### EXERCISE BRIEF
Exactly transcribe the span of lines from the one containing "Transcribe the text in this document." through the final line of the entries, inclusive, and nothing outside it. Exclude the pictures.

[Records from a collection]

** START **

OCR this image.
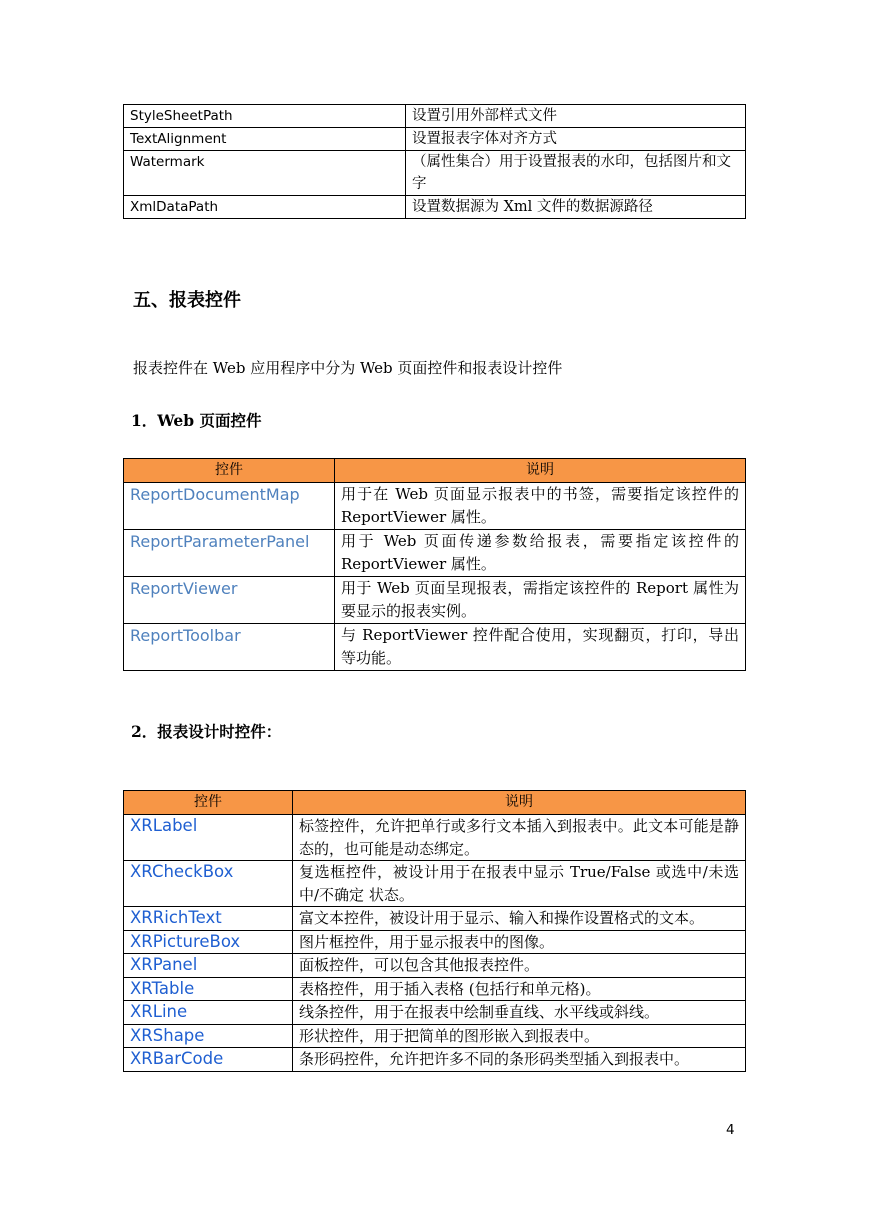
StyleSheetPath	设置引用外部样式文件
TextAlignment	设置报表字体对齐方式
Watermark	（属性集合）用于设置报表的水印，包括图片和文字
XmlDataPath	设置数据源为 Xml 文件的数据源路径
五、报表控件
报表控件在 Web 应用程序中分为 Web 页面控件和报表设计控件
1．Web 页面控件
控件	说明
ReportDocumentMap	用于在 Web 页面显示报表中的书签，需要指定该控件的 ReportViewer 属性。
ReportParameterPanel	用于 Web 页面传递参数给报表，需要指定该控件的 ReportViewer 属性。
ReportViewer	用于 Web 页面呈现报表，需指定该控件的 Report 属性为要显示的报表实例。
ReportToolbar	与 ReportViewer 控件配合使用，实现翻页，打印，导出等功能。
2．报表设计时控件：
控件	说明
XRLabel	标签控件，允许把单行或多行文本插入到报表中。此文本可能是静态的，也可能是动态绑定。
XRCheckBox	复选框控件，被设计用于在报表中显示 True/False 或选中/未选中/不确定 状态。
XRRichText	富文本控件，被设计用于显示、输入和操作设置格式的文本。
XRPictureBox	图片框控件，用于显示报表中的图像。
XRPanel	面板控件，可以包含其他报表控件。
XRTable	表格控件，用于插入表格 (包括行和单元格)。
XRLine	线条控件，用于在报表中绘制垂直线、水平线或斜线。
XRShape	形状控件，用于把简单的图形嵌入到报表中。
XRBarCode	条形码控件，允许把许多不同的条形码类型插入到报表中。
4
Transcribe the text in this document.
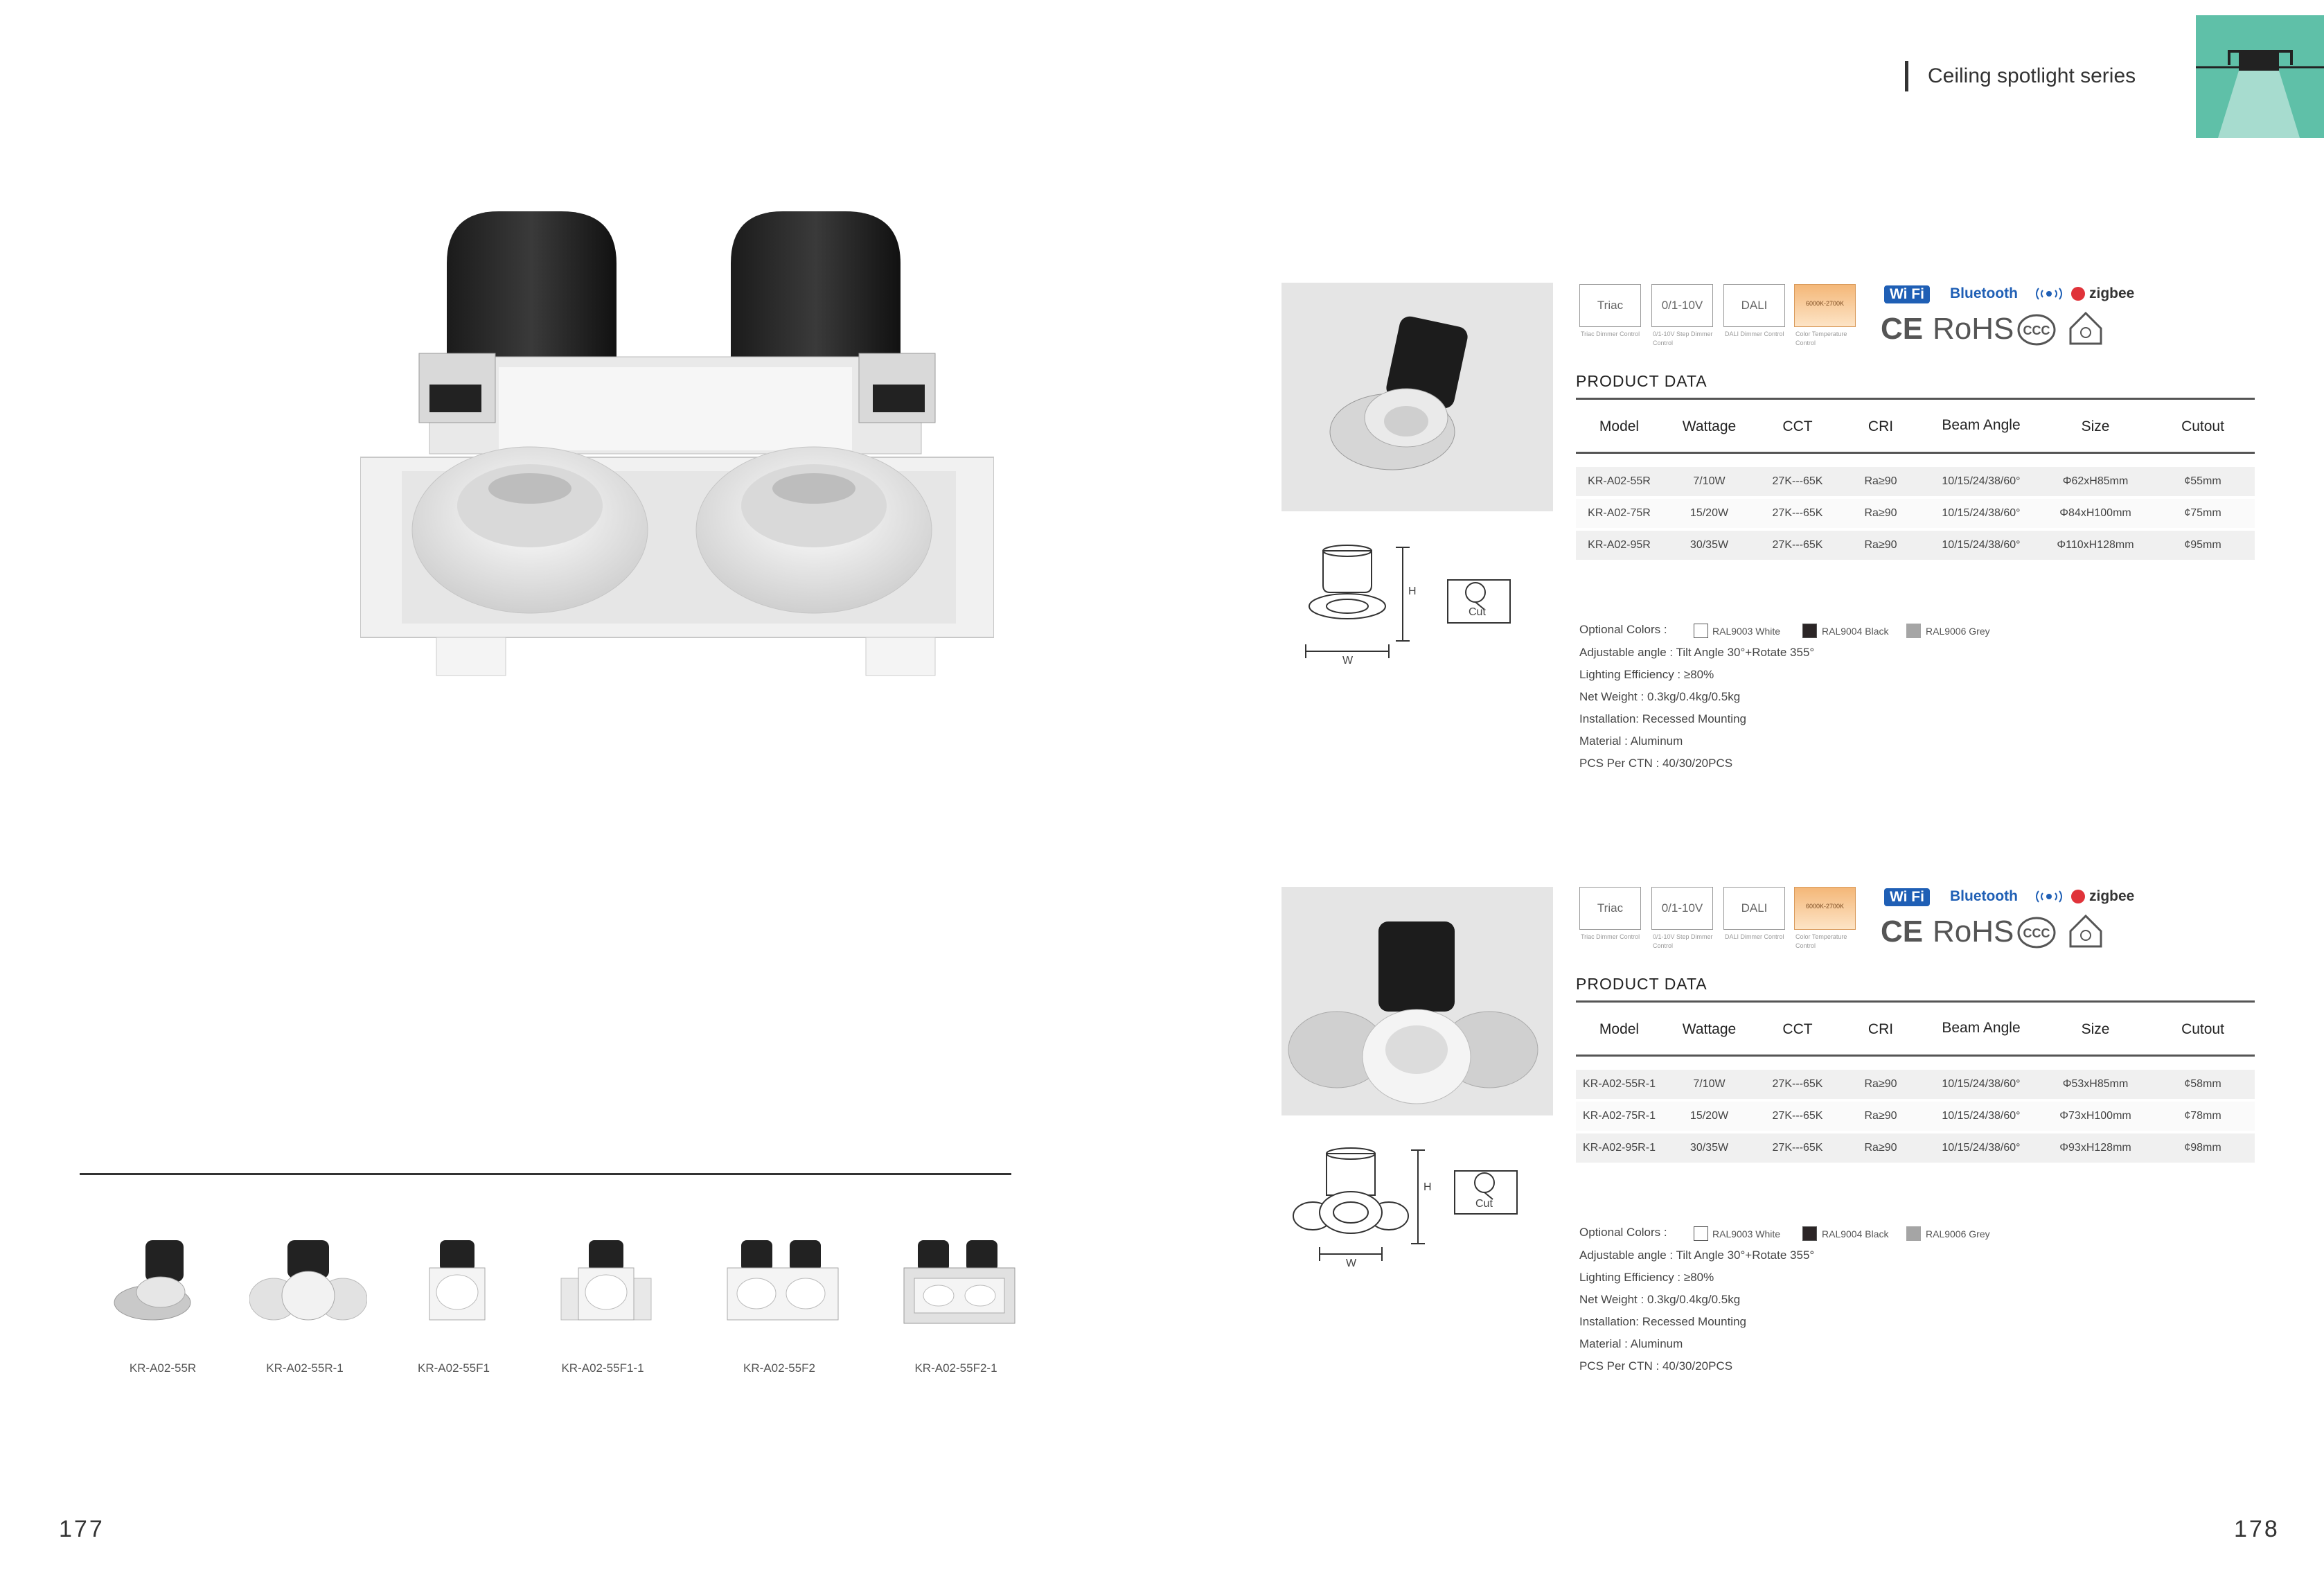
Ceiling spotlight series
KR-A02-55R	KR-A02-55R-1	KR-A02-55F1	KR-A02-55F1-1	KR-A02-55F2	KR-A02-55F2-1
177	178
H
W
Cut
Triac	0/1-10V	DALI	6000K-2700K
Triac Dimmer Control	0/1-10V Step Dimmer Control
DALI Dimmer Control	Color Temperature Control
Wi Fi	Bluetooth	zigbee
CE RoHS CCC
PRODUCT DATA
Model	Wattage	CCT	CRI	Beam Angle	Size	Cutout
KR-A02-55R	7/10W	27K---65K	Ra≥90	10/15/24/38/60°	Φ62xH85mm	¢55mm
KR-A02-75R	15/20W	27K---65K	Ra≥90	10/15/24/38/60°	Φ84xH100mm	¢75mm
KR-A02-95R	30/35W	27K---65K	Ra≥90	10/15/24/38/60°	Φ110xH128mm	¢95mm
Optional Colors :	RAL9003 White	RAL9004 Black	RAL9006 Grey
Adjustable angle : Tilt Angle 30°+Rotate 355°
Lighting Efficiency : ≥80%
Net Weight : 0.3kg/0.4kg/0.5kg
Installation: Recessed Mounting
Material : Aluminum
PCS Per CTN : 40/30/20PCS
H
W
Cut
Triac	0/1-10V	DALI	6000K-2700K
Triac Dimmer Control	0/1-10V Step Dimmer Control
DALI Dimmer Control	Color Temperature Control
Wi Fi	Bluetooth	zigbee
CE RoHS CCC
PRODUCT DATA
Model	Wattage	CCT	CRI	Beam Angle	Size	Cutout
KR-A02-55R-1	7/10W	27K---65K	Ra≥90	10/15/24/38/60°	Φ53xH85mm	¢58mm
KR-A02-75R-1	15/20W	27K---65K	Ra≥90	10/15/24/38/60°	Φ73xH100mm	¢78mm
KR-A02-95R-1	30/35W	27K---65K	Ra≥90	10/15/24/38/60°	Φ93xH128mm	¢98mm
Optional Colors :	RAL9003 White	RAL9004 Black	RAL9006 Grey
Adjustable angle : Tilt Angle 30°+Rotate 355°
Lighting Efficiency : ≥80%
Net Weight : 0.3kg/0.4kg/0.5kg
Installation: Recessed Mounting
Material : Aluminum
PCS Per CTN : 40/30/20PCS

** END **

### TASK OUTPUT
Transcribe the text in this document.
Ceiling spotlight series
KR-A02-55R	KR-A02-55R-1	KR-A02-55F1	KR-A02-55F1-1	KR-A02-55F2	KR-A02-55F2-1
177	178
H
W
Cut
Triac	0/1-10V	DALI	6000K-2700K
Triac Dimmer Control	0/1-10V Step Dimmer Control
DALI Dimmer Control	Color Temperature Control
Wi Fi	Bluetooth	zigbee
CE RoHS CCC
PRODUCT DATA
Model	Wattage	CCT	CRI	Beam Angle	Size	Cutout
KR-A02-55R	7/10W	27K---65K	Ra≥90	10/15/24/38/60°	Φ62xH85mm	¢55mm
KR-A02-75R	15/20W	27K---65K	Ra≥90	10/15/24/38/60°	Φ84xH100mm	¢75mm
KR-A02-95R	30/35W	27K---65K	Ra≥90	10/15/24/38/60°	Φ110xH128mm	¢95mm
Optional Colors :	RAL9003 White	RAL9004 Black	RAL9006 Grey
Adjustable angle : Tilt Angle 30°+Rotate 355°
Lighting Efficiency : ≥80%
Net Weight : 0.3kg/0.4kg/0.5kg
Installation: Recessed Mounting
Material : Aluminum
PCS Per CTN : 40/30/20PCS
H
W
Cut
Triac	0/1-10V	DALI	6000K-2700K
Triac Dimmer Control	0/1-10V Step Dimmer Control
DALI Dimmer Control	Color Temperature Control
Wi Fi	Bluetooth	zigbee
CE RoHS CCC
PRODUCT DATA
Model	Wattage	CCT	CRI	Beam Angle	Size	Cutout
KR-A02-55R-1	7/10W	27K---65K	Ra≥90	10/15/24/38/60°	Φ53xH85mm	¢58mm
KR-A02-75R-1	15/20W	27K---65K	Ra≥90	10/15/24/38/60°	Φ73xH100mm	¢78mm
KR-A02-95R-1	30/35W	27K---65K	Ra≥90	10/15/24/38/60°	Φ93xH128mm	¢98mm
Optional Colors :	RAL9003 White	RAL9004 Black	RAL9006 Grey
Adjustable angle : Tilt Angle 30°+Rotate 355°
Lighting Efficiency : ≥80%
Net Weight : 0.3kg/0.4kg/0.5kg
Installation: Recessed Mounting
Material : Aluminum
PCS Per CTN : 40/30/20PCS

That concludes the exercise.